* begin *

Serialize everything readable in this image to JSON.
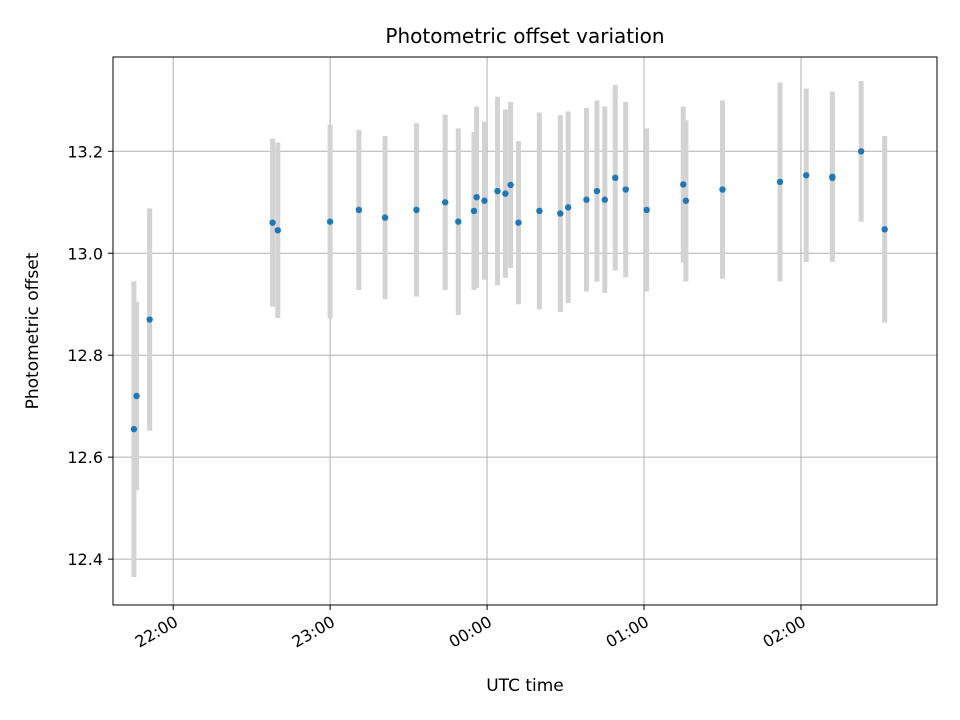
{
  "chart_data": {
    "type": "scatter",
    "title": "Photometric offset variation",
    "xlabel": "UTC time",
    "ylabel": "Photometric offset",
    "x_axis": "time",
    "x_range": [
      "21:37",
      "02:52"
    ],
    "ylim": [
      12.31,
      13.385
    ],
    "xticks": [
      "22:00",
      "23:00",
      "00:00",
      "01:00",
      "02:00"
    ],
    "yticks": [
      12.4,
      12.6,
      12.8,
      13.0,
      13.2
    ],
    "grid": true,
    "point_color": "#1f77b4",
    "errorbar_color": "#d3d3d3",
    "points": [
      {
        "time": "21:45",
        "y": 12.655,
        "err": 0.29
      },
      {
        "time": "21:46",
        "y": 12.72,
        "err": 0.185
      },
      {
        "time": "21:51",
        "y": 12.87,
        "err": 0.218
      },
      {
        "time": "22:38",
        "y": 13.06,
        "err": 0.165
      },
      {
        "time": "22:40",
        "y": 13.045,
        "err": 0.172
      },
      {
        "time": "23:00",
        "y": 13.062,
        "err": 0.19
      },
      {
        "time": "23:11",
        "y": 13.085,
        "err": 0.157
      },
      {
        "time": "23:21",
        "y": 13.07,
        "err": 0.16
      },
      {
        "time": "23:33",
        "y": 13.085,
        "err": 0.17
      },
      {
        "time": "23:44",
        "y": 13.1,
        "err": 0.172
      },
      {
        "time": "23:49",
        "y": 13.062,
        "err": 0.183
      },
      {
        "time": "23:55",
        "y": 13.083,
        "err": 0.155
      },
      {
        "time": "23:56",
        "y": 13.11,
        "err": 0.178
      },
      {
        "time": "23:59",
        "y": 13.103,
        "err": 0.155
      },
      {
        "time": "00:04",
        "y": 13.122,
        "err": 0.185
      },
      {
        "time": "00:07",
        "y": 13.117,
        "err": 0.165
      },
      {
        "time": "00:09",
        "y": 13.134,
        "err": 0.163
      },
      {
        "time": "00:12",
        "y": 13.06,
        "err": 0.16
      },
      {
        "time": "00:20",
        "y": 13.083,
        "err": 0.193
      },
      {
        "time": "00:28",
        "y": 13.078,
        "err": 0.193
      },
      {
        "time": "00:31",
        "y": 13.09,
        "err": 0.188
      },
      {
        "time": "00:38",
        "y": 13.105,
        "err": 0.18
      },
      {
        "time": "00:42",
        "y": 13.122,
        "err": 0.178
      },
      {
        "time": "00:45",
        "y": 13.105,
        "err": 0.183
      },
      {
        "time": "00:49",
        "y": 13.148,
        "err": 0.182
      },
      {
        "time": "00:53",
        "y": 13.125,
        "err": 0.172
      },
      {
        "time": "01:01",
        "y": 13.085,
        "err": 0.16
      },
      {
        "time": "01:15",
        "y": 13.135,
        "err": 0.153
      },
      {
        "time": "01:16",
        "y": 13.103,
        "err": 0.158
      },
      {
        "time": "01:30",
        "y": 13.125,
        "err": 0.175
      },
      {
        "time": "01:52",
        "y": 13.14,
        "err": 0.195
      },
      {
        "time": "02:02",
        "y": 13.153,
        "err": 0.17
      },
      {
        "time": "02:12",
        "y": 13.15,
        "err": 0.167
      },
      {
        "time": "02:12",
        "y": 13.148,
        "err": 0.158
      },
      {
        "time": "02:23",
        "y": 13.2,
        "err": 0.138
      },
      {
        "time": "02:32",
        "y": 13.047,
        "err": 0.183
      }
    ]
  }
}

* end *

Task brief: Your task is to list each line of the records with the word "offset".

Written solution:
    "title": "Photometric offset variation",
    "ylabel": "Photometric offset",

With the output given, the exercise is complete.